§ What you are asked to do:
The data below must be copied in full and without any change.
= = = =
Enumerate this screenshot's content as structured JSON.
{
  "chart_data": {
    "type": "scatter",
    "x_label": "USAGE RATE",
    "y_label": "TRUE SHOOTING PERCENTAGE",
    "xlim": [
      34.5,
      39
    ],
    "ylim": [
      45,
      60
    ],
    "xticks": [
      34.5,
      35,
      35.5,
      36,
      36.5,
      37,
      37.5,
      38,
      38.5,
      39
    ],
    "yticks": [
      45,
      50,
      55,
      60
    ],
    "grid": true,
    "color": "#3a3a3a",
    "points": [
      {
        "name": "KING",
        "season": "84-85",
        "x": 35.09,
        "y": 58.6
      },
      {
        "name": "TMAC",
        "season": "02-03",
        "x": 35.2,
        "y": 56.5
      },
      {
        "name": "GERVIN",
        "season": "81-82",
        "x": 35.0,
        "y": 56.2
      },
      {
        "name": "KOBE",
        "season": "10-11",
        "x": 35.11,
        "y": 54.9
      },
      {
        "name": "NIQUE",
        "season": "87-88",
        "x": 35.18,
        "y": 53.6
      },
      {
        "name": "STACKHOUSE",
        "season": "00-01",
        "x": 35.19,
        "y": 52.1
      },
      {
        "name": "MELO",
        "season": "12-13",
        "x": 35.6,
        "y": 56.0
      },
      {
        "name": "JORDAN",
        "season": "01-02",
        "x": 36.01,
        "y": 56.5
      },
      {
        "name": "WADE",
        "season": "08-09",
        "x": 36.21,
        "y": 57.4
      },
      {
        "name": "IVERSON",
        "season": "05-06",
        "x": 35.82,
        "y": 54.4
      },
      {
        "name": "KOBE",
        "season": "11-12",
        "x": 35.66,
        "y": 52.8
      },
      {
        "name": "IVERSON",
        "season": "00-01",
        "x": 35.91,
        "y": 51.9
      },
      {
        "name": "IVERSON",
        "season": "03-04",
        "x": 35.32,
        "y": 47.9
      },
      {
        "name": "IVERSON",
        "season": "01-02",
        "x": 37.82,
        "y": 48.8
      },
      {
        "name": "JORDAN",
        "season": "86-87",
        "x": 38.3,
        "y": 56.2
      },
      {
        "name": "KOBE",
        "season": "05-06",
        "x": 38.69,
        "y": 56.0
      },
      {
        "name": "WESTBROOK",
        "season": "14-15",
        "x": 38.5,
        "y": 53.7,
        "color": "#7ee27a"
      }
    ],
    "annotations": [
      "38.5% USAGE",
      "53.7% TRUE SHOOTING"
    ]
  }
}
= = = =
§ Solved problem:
Enumerate this screenshot's content as structured JSON.
{
  "chart_data": {
    "type": "scatter",
    "x_label": "USAGE RATE",
    "y_label": "TRUE SHOOTING PERCENTAGE",
    "xlim": [
      34.5,
      39
    ],
    "ylim": [
      45,
      60
    ],
    "xticks": [
      34.5,
      35,
      35.5,
      36,
      36.5,
      37,
      37.5,
      38,
      38.5,
      39
    ],
    "yticks": [
      45,
      50,
      55,
      60
    ],
    "grid": true,
    "color": "#3a3a3a",
    "points": [
      {
        "name": "KING",
        "season": "84-85",
        "x": 35.09,
        "y": 58.6
      },
      {
        "name": "TMAC",
        "season": "02-03",
        "x": 35.2,
        "y": 56.5
      },
      {
        "name": "GERVIN",
        "season": "81-82",
        "x": 35.0,
        "y": 56.2
      },
      {
        "name": "KOBE",
        "season": "10-11",
        "x": 35.11,
        "y": 54.9
      },
      {
        "name": "NIQUE",
        "season": "87-88",
        "x": 35.18,
        "y": 53.6
      },
      {
        "name": "STACKHOUSE",
        "season": "00-01",
        "x": 35.19,
        "y": 52.1
      },
      {
        "name": "MELO",
        "season": "12-13",
        "x": 35.6,
        "y": 56.0
      },
      {
        "name": "JORDAN",
        "season": "01-02",
        "x": 36.01,
        "y": 56.5
      },
      {
        "name": "WADE",
        "season": "08-09",
        "x": 36.21,
        "y": 57.4
      },
      {
        "name": "IVERSON",
        "season": "05-06",
        "x": 35.82,
        "y": 54.4
      },
      {
        "name": "KOBE",
        "season": "11-12",
        "x": 35.66,
        "y": 52.8
      },
      {
        "name": "IVERSON",
        "season": "00-01",
        "x": 35.91,
        "y": 51.9
      },
      {
        "name": "IVERSON",
        "season": "03-04",
        "x": 35.32,
        "y": 47.9
      },
      {
        "name": "IVERSON",
        "season": "01-02",
        "x": 37.82,
        "y": 48.8
      },
      {
        "name": "JORDAN",
        "season": "86-87",
        "x": 38.3,
        "y": 56.2
      },
      {
        "name": "KOBE",
        "season": "05-06",
        "x": 38.69,
        "y": 56.0
      },
      {
        "name": "WESTBROOK",
        "season": "14-15",
        "x": 38.5,
        "y": 53.7,
        "color": "#7ee27a"
      }
    ],
    "annotations": [
      "38.5% USAGE",
      "53.7% TRUE SHOOTING"
    ]
  }
}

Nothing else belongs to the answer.